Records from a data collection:
______________________________
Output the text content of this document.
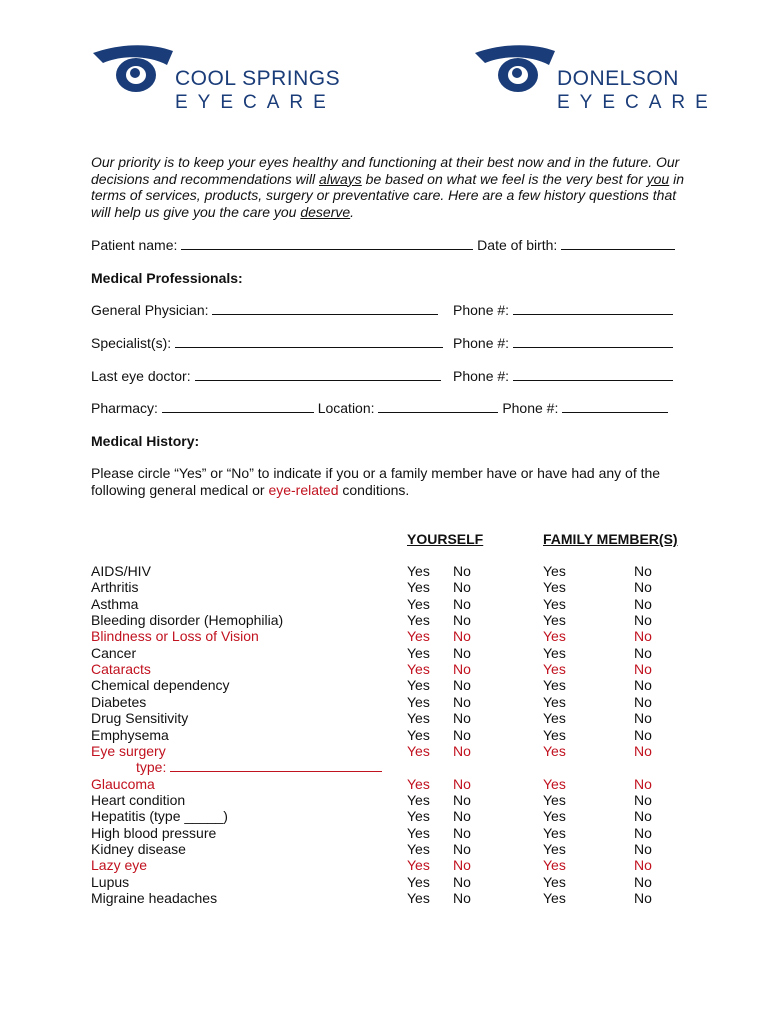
COOL SPRINGS
EYECARE
DONELSON
EYECARE
Our priority is to keep your eyes healthy and functioning at their best now and in the future. Our decisions and recommendations will always be based on what we feel is the very best for you in terms of services, products, surgery or preventative care. Here are a few history questions that will help us give you the care you deserve.
Patient name:	Date of birth:
Medical Professionals:
General Physician:	Phone #:
Specialist(s):	Phone #:
Last eye doctor:	Phone #:
Pharmacy:	Location:	Phone #:
Medical History:
Please circle “Yes” or “No” to indicate if you or a family member have or have had any of the following general medical or eye-related conditions.
YOURSELF	FAMILY MEMBER(S)
AIDS/HIV	Yes No	Yes	No
Arthritis	Yes No	Yes	No
Asthma	Yes No	Yes	No
Bleeding disorder (Hemophilia)	Yes No	Yes	No
Blindness or Loss of Vision	Yes No	Yes	No
Cancer	Yes No	Yes	No
Cataracts	Yes No	Yes	No
Chemical dependency	Yes No	Yes	No
Diabetes	Yes No	Yes	No
Drug Sensitivity	Yes No	Yes	No
Emphysema	Yes No	Yes	No
Eye surgery	Yes No	Yes	No
type:
Glaucoma	Yes No	Yes	No
Heart condition	Yes No	Yes	No
Hepatitis (type _____)	Yes No	Yes	No
High blood pressure	Yes No	Yes	No
Kidney disease	Yes No	Yes	No
Lazy eye	Yes No	Yes	No
Lupus	Yes No	Yes	No
Migraine headaches	Yes No	Yes	No
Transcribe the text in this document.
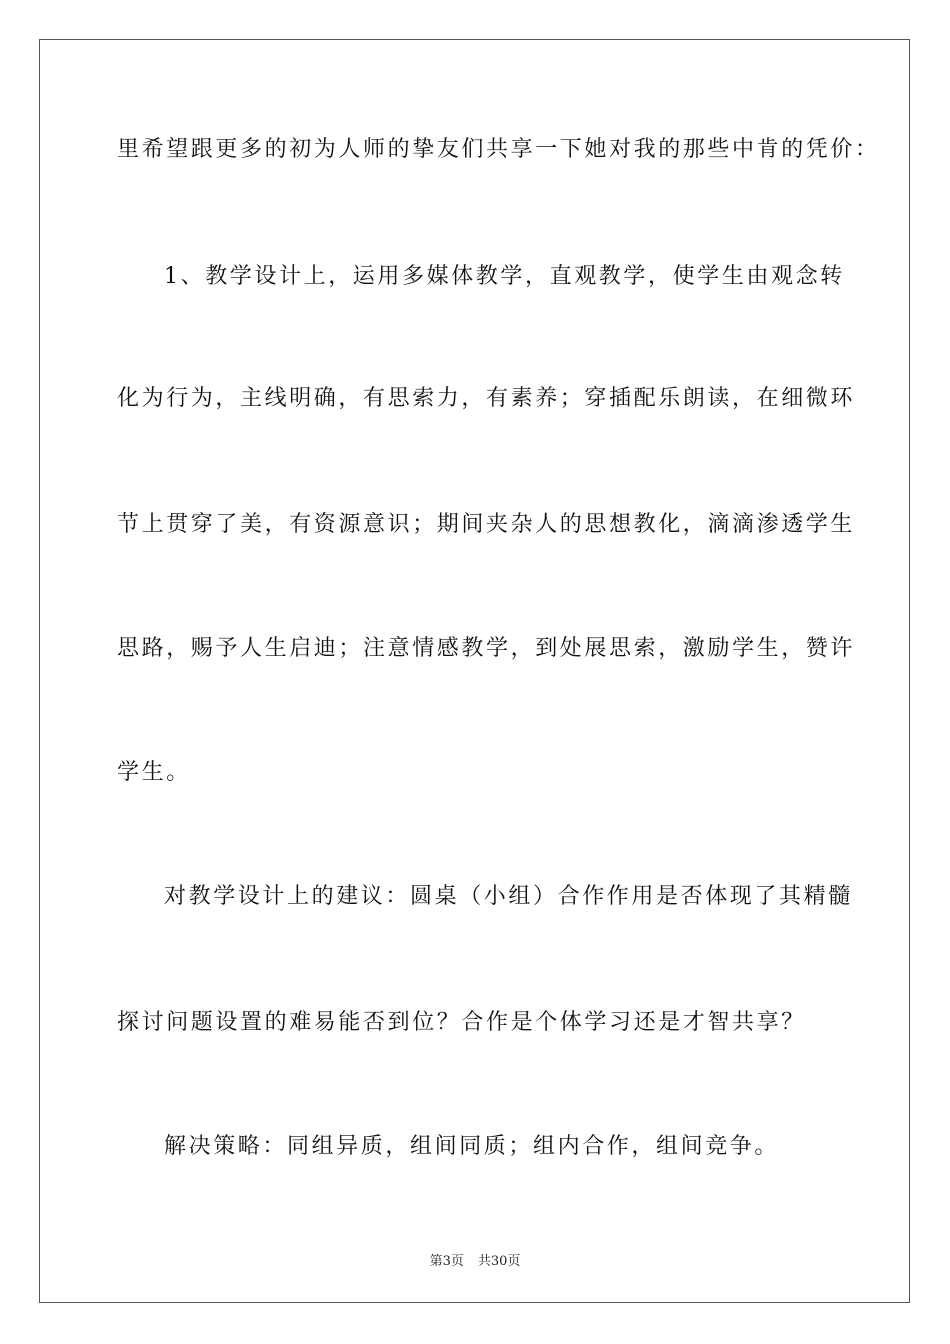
里希望跟更多的初为人师的挚友们共享一下她对我的那些中肯的凭价：
1、教学设计上，运用多媒体教学，直观教学，使学生由观念转
化为行为，主线明确，有思索力，有素养；穿插配乐朗读，在细微环
节上贯穿了美，有资源意识；期间夹杂人的思想教化，滴滴渗透学生
思路，赐予人生启迪；注意情感教学，到处展思索，激励学生，赞许
学生。
对教学设计上的建议：圆桌（小组）合作作用是否体现了其精髓
探讨问题设置的难易能否到位？合作是个体学习还是才智共享？
解决策略：同组异质，组间同质；组内合作，组间竞争。
第3页 共30页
______________________________
Exercise prompt: Find every line in the listing that holds the string "Phone", then say how many there are as a bare number.

Task answer: 4